### Description of the task:
Where the word "物体的内能越大" occurs in a line, return that line.
-- start Task material --
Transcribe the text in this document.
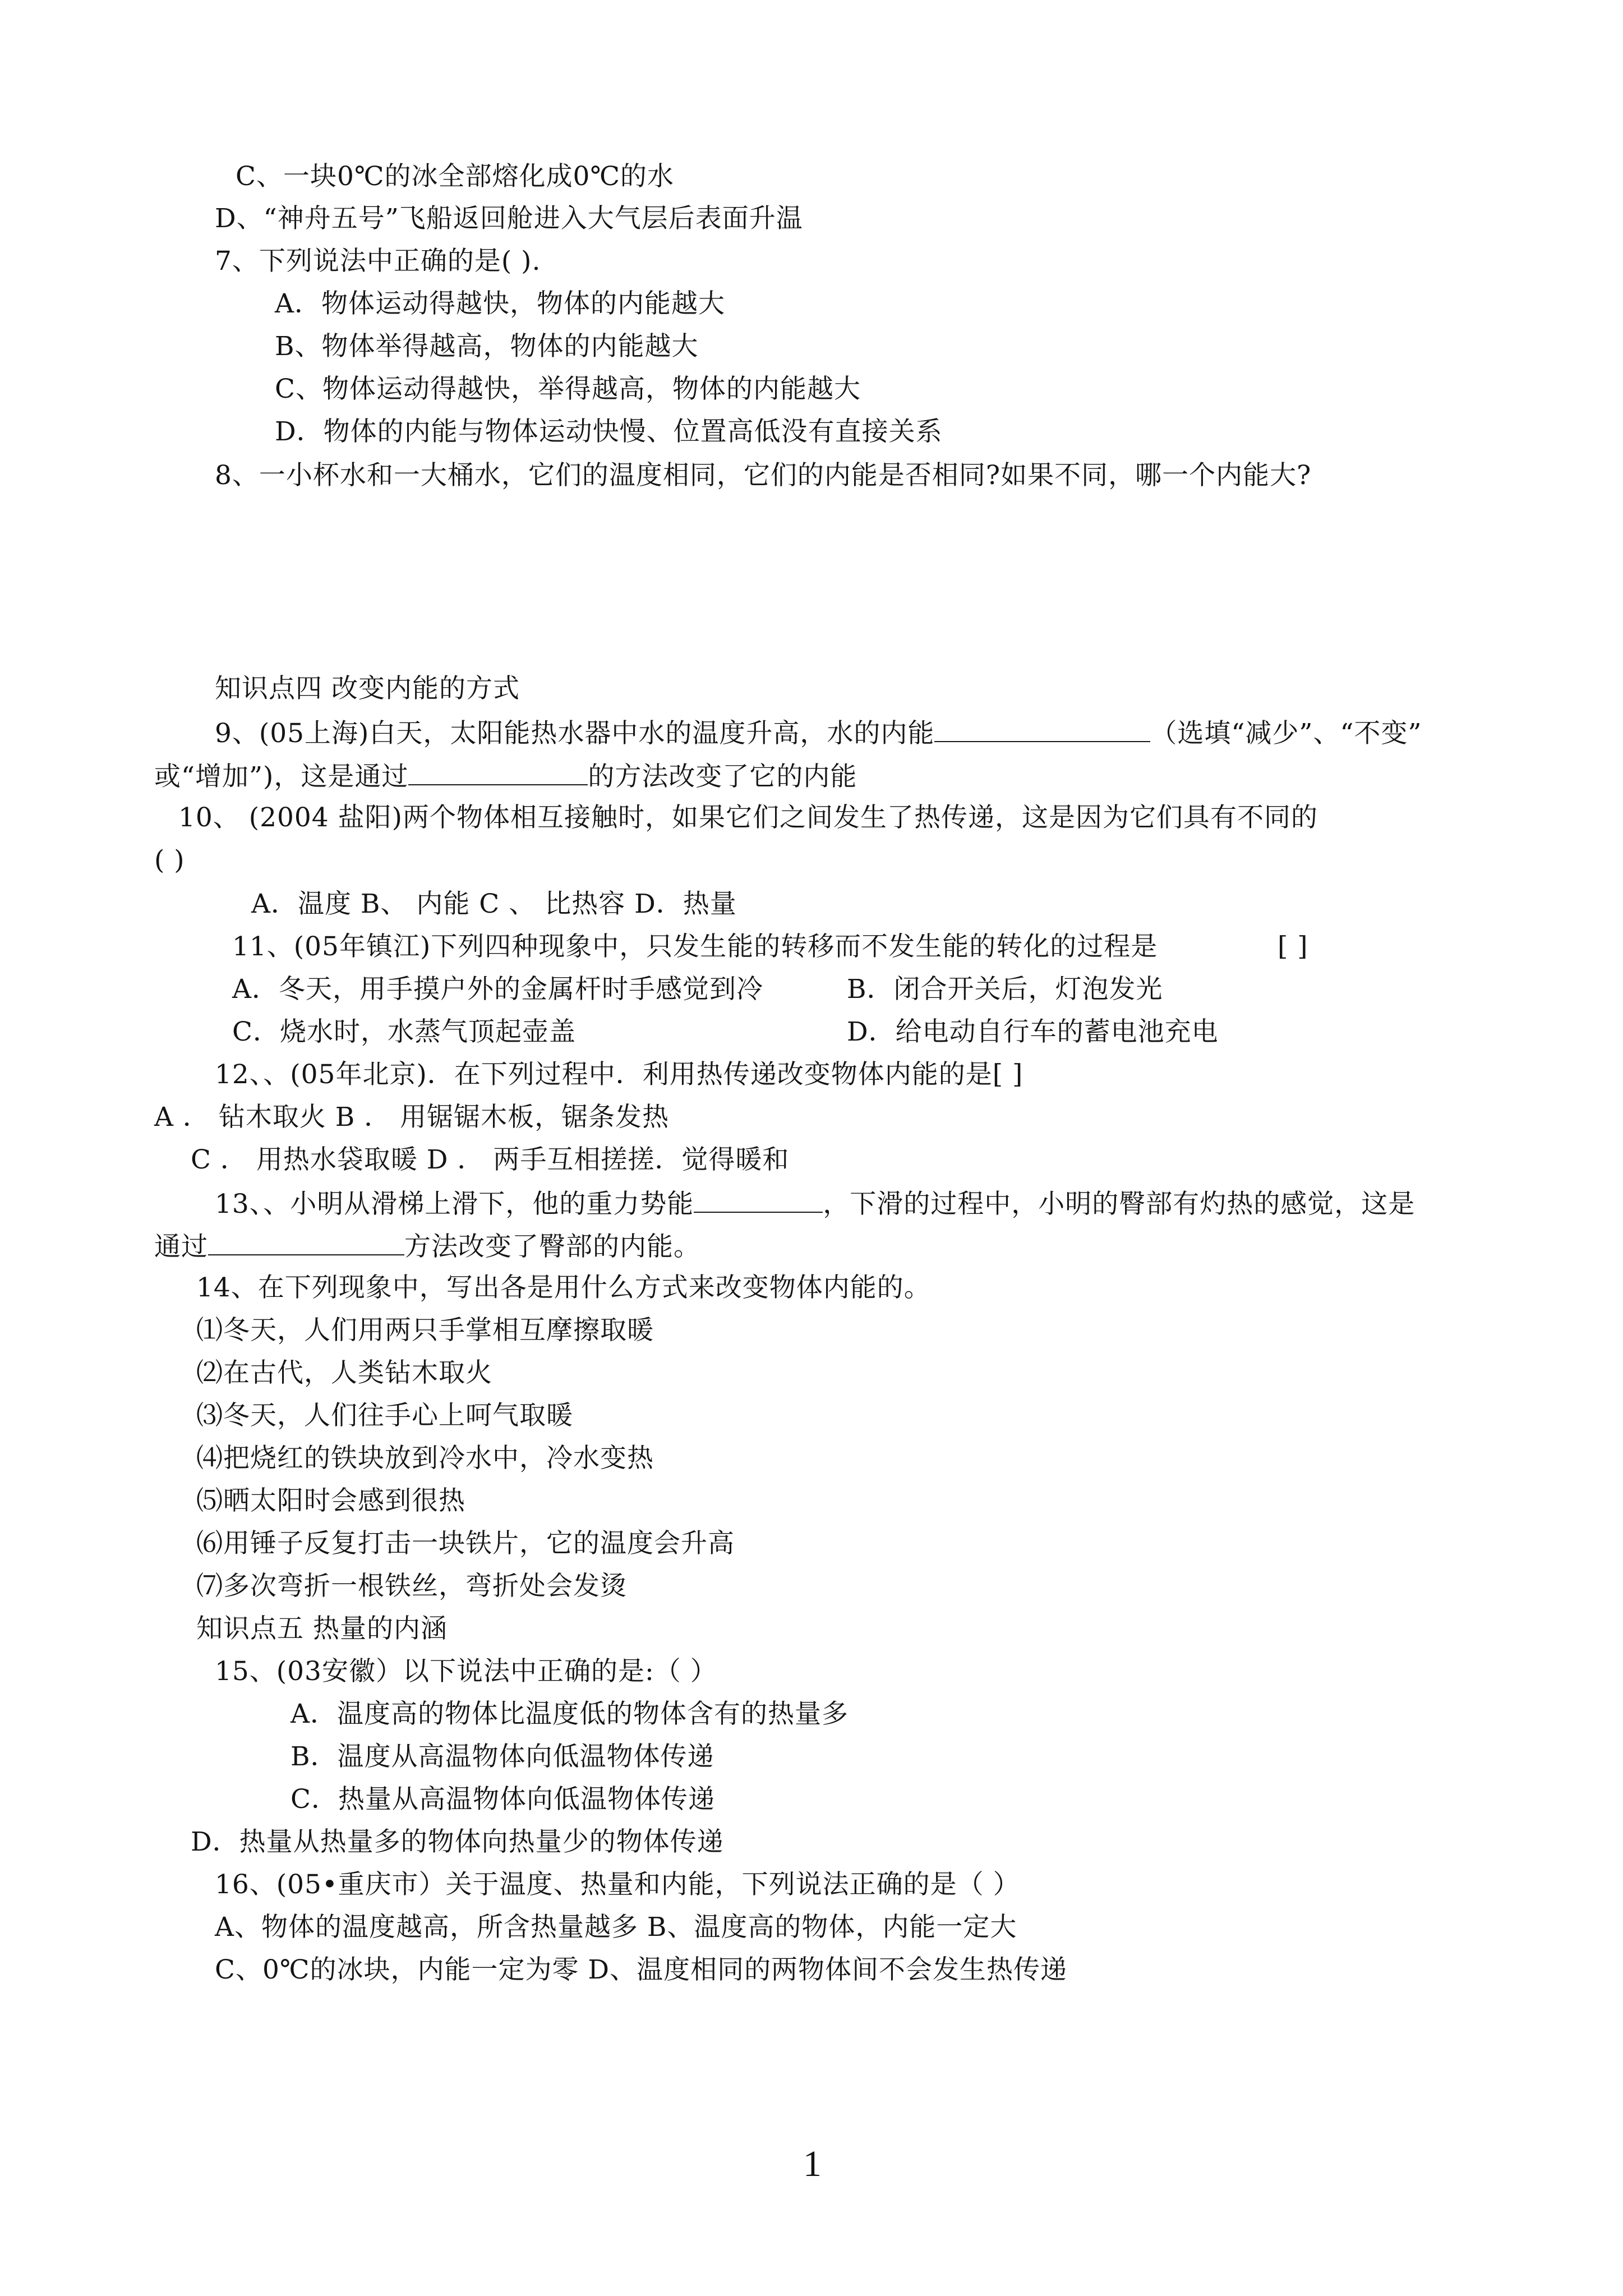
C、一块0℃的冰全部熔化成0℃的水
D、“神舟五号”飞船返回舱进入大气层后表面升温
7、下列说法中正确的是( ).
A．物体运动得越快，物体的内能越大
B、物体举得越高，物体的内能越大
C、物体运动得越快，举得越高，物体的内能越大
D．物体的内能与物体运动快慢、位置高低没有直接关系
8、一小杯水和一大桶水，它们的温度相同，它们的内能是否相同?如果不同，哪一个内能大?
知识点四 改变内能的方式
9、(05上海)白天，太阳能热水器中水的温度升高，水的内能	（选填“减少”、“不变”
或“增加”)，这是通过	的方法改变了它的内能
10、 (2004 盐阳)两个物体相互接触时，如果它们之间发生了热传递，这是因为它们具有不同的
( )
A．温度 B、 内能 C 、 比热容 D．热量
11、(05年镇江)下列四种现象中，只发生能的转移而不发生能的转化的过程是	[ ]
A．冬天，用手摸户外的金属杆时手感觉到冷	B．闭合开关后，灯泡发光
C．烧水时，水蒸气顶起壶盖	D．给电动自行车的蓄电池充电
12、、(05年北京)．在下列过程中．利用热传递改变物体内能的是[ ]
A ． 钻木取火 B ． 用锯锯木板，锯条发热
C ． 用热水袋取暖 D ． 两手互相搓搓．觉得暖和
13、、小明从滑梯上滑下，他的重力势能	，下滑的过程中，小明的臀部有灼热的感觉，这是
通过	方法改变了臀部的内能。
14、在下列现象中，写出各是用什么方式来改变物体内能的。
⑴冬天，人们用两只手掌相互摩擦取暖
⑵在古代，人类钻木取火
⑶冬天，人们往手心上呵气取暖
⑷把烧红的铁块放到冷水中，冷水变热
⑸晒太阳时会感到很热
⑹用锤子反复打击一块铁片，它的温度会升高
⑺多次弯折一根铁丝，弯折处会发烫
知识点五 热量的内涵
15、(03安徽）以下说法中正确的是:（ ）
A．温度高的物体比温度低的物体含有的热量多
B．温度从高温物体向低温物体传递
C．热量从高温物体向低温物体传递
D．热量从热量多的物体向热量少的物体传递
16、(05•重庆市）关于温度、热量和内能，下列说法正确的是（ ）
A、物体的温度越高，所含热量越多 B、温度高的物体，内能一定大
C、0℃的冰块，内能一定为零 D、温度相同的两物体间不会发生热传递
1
-- end Task material --
-- start Task material --
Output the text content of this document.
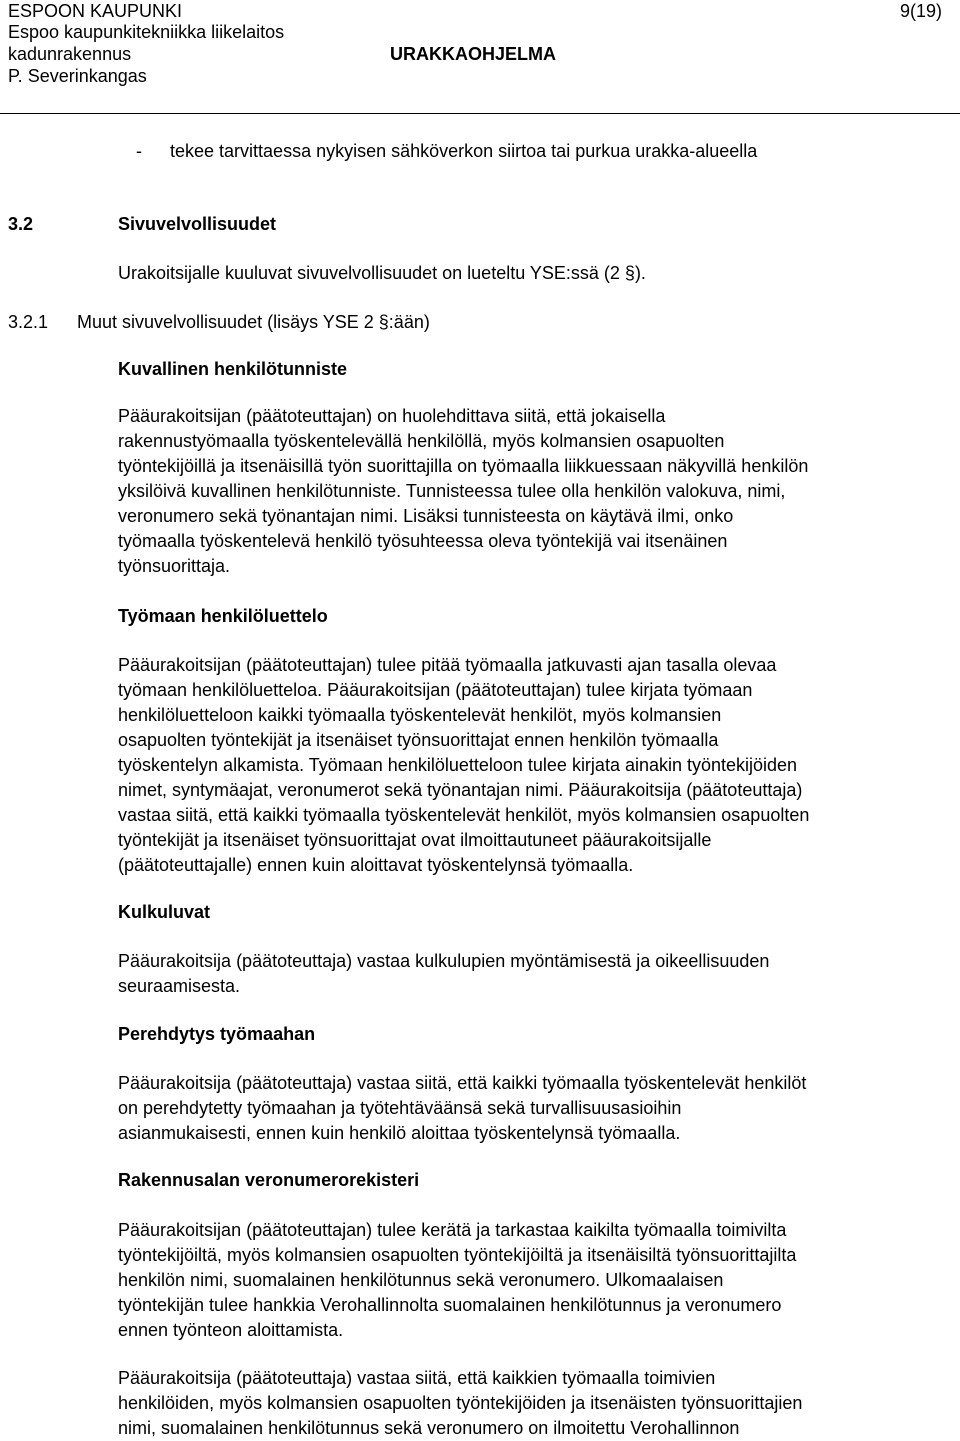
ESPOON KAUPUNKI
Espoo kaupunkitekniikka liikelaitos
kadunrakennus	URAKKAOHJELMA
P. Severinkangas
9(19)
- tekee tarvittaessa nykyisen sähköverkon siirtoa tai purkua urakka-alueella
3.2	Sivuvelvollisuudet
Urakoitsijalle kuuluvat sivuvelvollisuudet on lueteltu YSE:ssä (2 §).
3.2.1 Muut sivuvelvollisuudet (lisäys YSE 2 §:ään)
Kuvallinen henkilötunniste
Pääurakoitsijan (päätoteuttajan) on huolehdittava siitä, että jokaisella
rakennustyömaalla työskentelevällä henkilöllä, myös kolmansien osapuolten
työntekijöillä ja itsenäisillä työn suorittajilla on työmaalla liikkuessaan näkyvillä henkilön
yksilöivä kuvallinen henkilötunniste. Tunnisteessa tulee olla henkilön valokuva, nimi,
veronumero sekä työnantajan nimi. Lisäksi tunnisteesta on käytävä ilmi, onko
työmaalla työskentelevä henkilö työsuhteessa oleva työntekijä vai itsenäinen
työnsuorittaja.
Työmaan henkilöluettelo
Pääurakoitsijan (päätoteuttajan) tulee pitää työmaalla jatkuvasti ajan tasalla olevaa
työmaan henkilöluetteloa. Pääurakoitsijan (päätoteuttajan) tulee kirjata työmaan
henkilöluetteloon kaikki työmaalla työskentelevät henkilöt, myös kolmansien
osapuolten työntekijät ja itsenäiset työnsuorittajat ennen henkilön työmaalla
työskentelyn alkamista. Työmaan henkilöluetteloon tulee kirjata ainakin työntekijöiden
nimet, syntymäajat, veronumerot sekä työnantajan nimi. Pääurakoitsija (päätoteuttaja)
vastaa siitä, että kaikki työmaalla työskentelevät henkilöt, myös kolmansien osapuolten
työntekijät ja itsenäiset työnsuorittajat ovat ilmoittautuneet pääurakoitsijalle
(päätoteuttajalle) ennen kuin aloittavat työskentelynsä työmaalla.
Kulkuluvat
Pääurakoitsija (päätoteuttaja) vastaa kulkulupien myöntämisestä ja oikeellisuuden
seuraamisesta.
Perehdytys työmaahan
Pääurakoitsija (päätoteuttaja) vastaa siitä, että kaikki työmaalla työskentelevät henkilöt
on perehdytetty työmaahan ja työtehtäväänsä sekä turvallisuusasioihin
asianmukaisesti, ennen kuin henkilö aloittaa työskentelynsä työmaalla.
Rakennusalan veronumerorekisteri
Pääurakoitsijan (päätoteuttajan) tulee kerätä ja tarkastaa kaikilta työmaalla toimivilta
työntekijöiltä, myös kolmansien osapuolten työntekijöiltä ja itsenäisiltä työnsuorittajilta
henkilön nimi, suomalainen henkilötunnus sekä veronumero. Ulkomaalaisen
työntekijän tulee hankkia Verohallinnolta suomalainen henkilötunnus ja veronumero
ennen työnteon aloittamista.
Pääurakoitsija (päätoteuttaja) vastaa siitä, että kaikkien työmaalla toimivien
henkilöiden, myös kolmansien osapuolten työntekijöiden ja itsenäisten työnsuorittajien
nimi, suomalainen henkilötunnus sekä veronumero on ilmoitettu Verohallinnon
-- end Task material --
### Exercise response:
A．物体运动得越快，物体的内能越大
B、物体举得越高，物体的内能越大
C、物体运动得越快，举得越高，物体的内能越大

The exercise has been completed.